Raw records
** START **

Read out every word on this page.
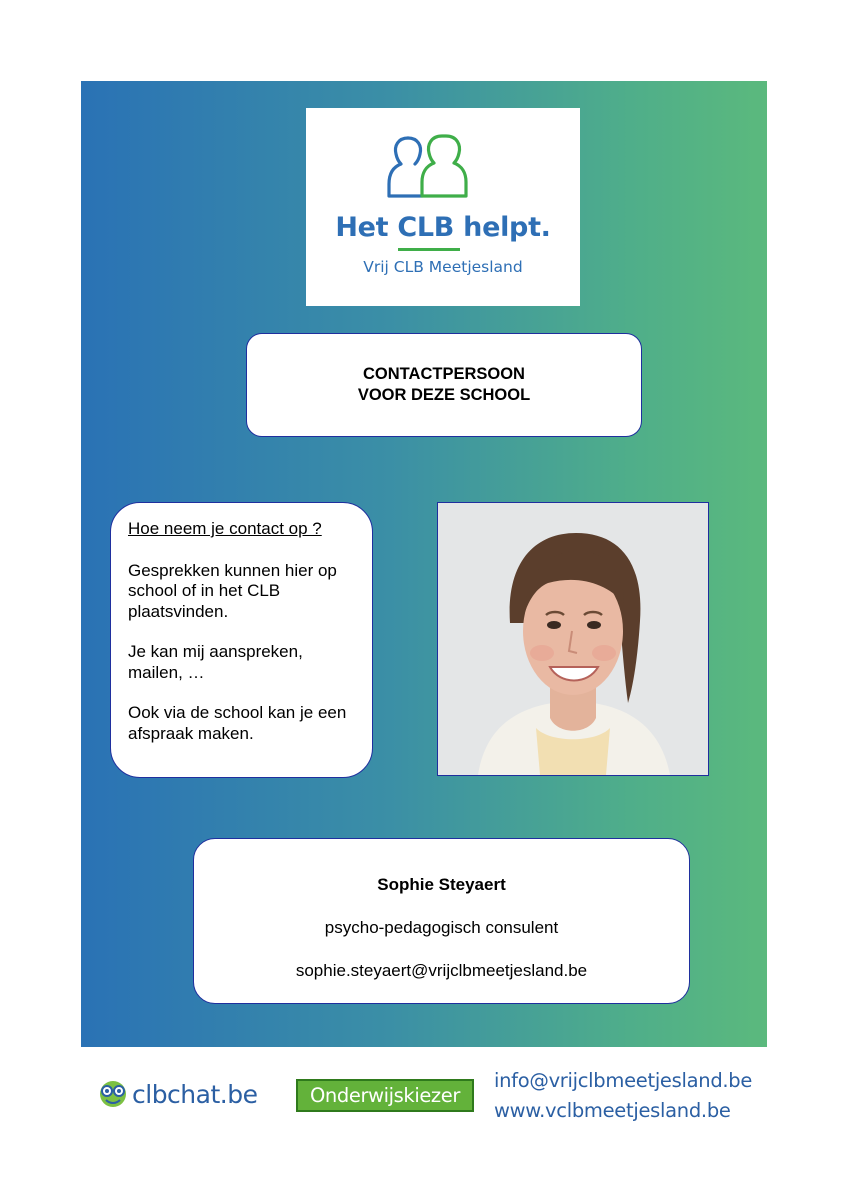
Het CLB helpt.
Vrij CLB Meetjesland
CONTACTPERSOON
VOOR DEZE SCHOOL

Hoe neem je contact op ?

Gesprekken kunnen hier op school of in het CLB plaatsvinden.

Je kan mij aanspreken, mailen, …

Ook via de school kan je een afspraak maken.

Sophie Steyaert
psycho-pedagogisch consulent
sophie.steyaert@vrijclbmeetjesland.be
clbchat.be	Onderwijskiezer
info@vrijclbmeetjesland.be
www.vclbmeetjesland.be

** END **
** START **

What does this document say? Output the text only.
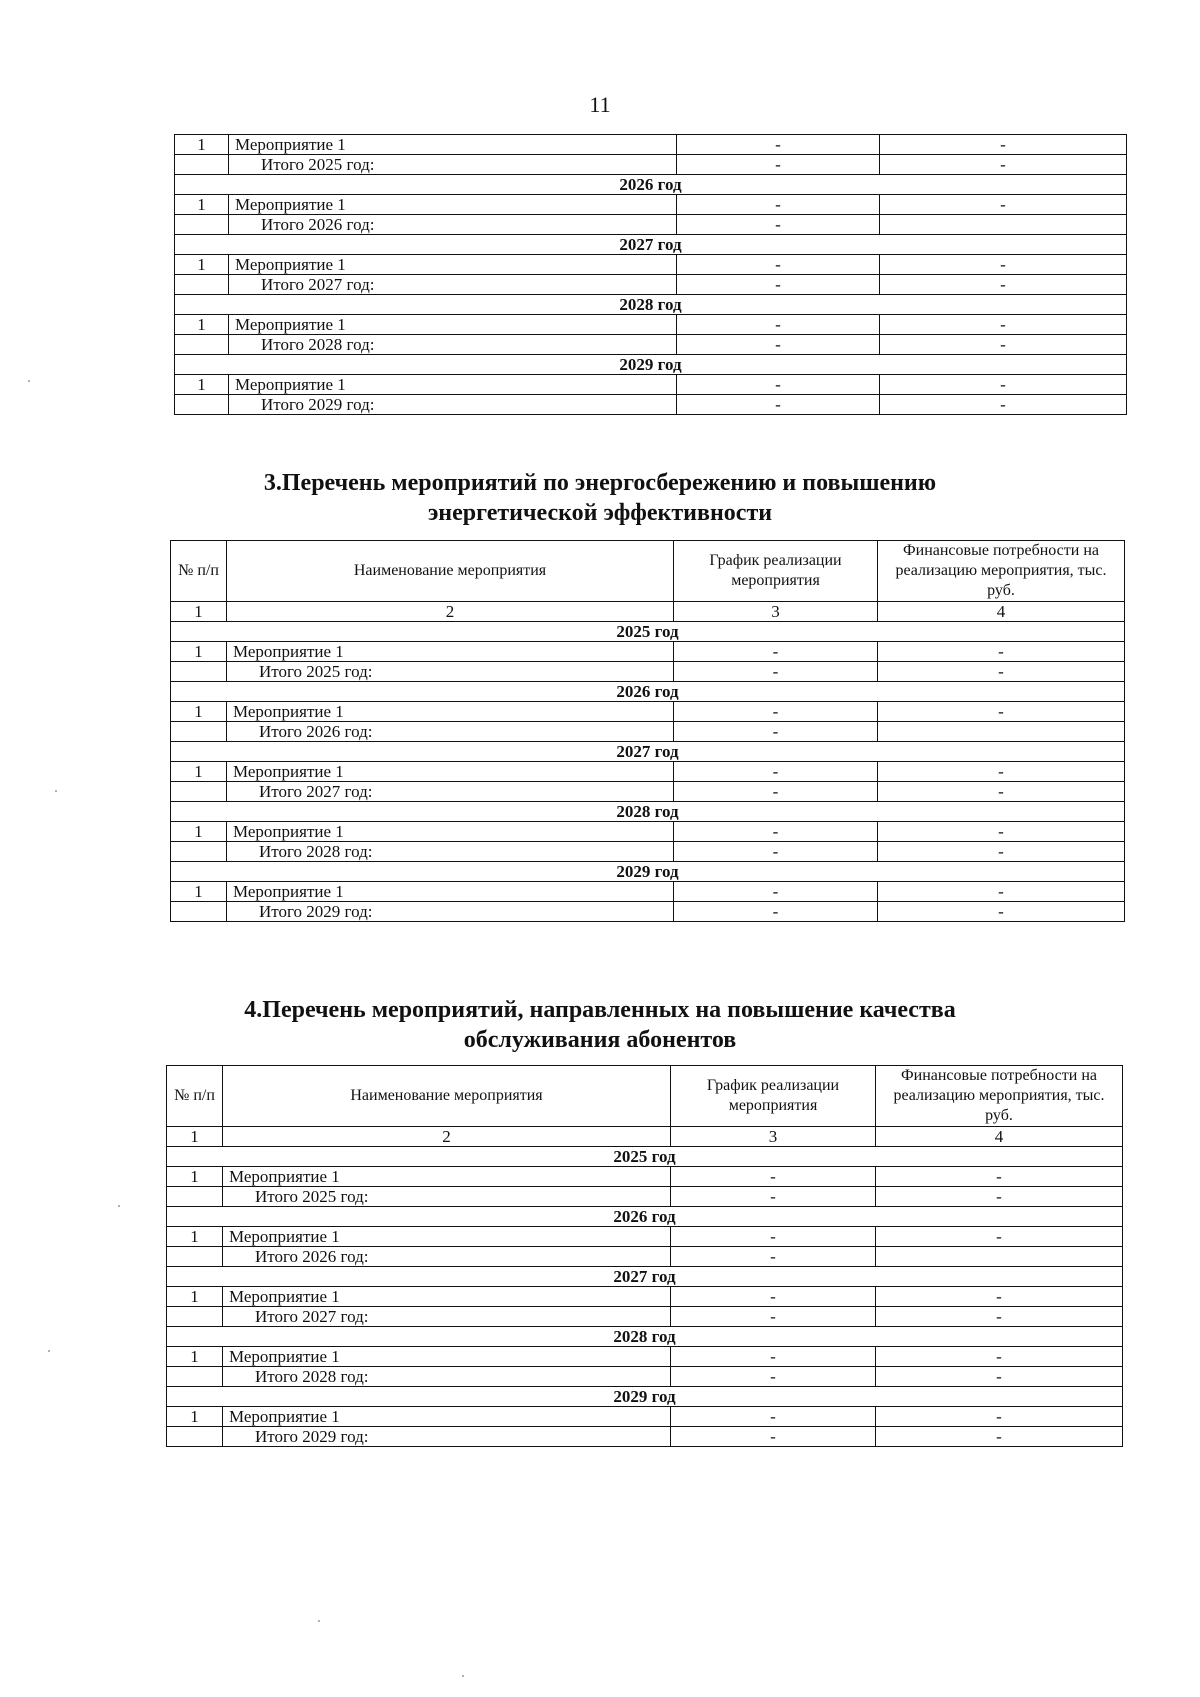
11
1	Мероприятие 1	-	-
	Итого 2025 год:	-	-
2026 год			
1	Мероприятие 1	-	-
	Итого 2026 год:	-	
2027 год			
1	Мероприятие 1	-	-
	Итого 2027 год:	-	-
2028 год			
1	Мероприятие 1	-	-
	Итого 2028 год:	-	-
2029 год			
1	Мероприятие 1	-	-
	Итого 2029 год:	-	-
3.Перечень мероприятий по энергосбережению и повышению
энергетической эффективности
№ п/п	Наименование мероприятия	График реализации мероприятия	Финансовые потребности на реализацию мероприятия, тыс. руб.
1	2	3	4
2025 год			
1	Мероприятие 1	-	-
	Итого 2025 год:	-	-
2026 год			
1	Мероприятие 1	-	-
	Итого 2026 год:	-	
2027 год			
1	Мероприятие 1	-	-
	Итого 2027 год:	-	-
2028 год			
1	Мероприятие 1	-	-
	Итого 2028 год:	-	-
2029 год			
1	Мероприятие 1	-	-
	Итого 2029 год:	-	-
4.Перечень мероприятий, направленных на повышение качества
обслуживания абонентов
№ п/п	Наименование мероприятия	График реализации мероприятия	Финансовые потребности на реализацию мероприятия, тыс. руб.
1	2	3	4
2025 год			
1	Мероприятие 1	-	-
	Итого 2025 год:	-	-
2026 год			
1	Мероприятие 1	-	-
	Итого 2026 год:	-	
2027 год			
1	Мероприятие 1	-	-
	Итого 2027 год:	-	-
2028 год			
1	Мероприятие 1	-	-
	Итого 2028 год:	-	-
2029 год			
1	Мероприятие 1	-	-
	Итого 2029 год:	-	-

** END **

* **Problem to work on**
Find how many lines in the material hold the word "Перечень" and state that number alone.

* **Output below**
2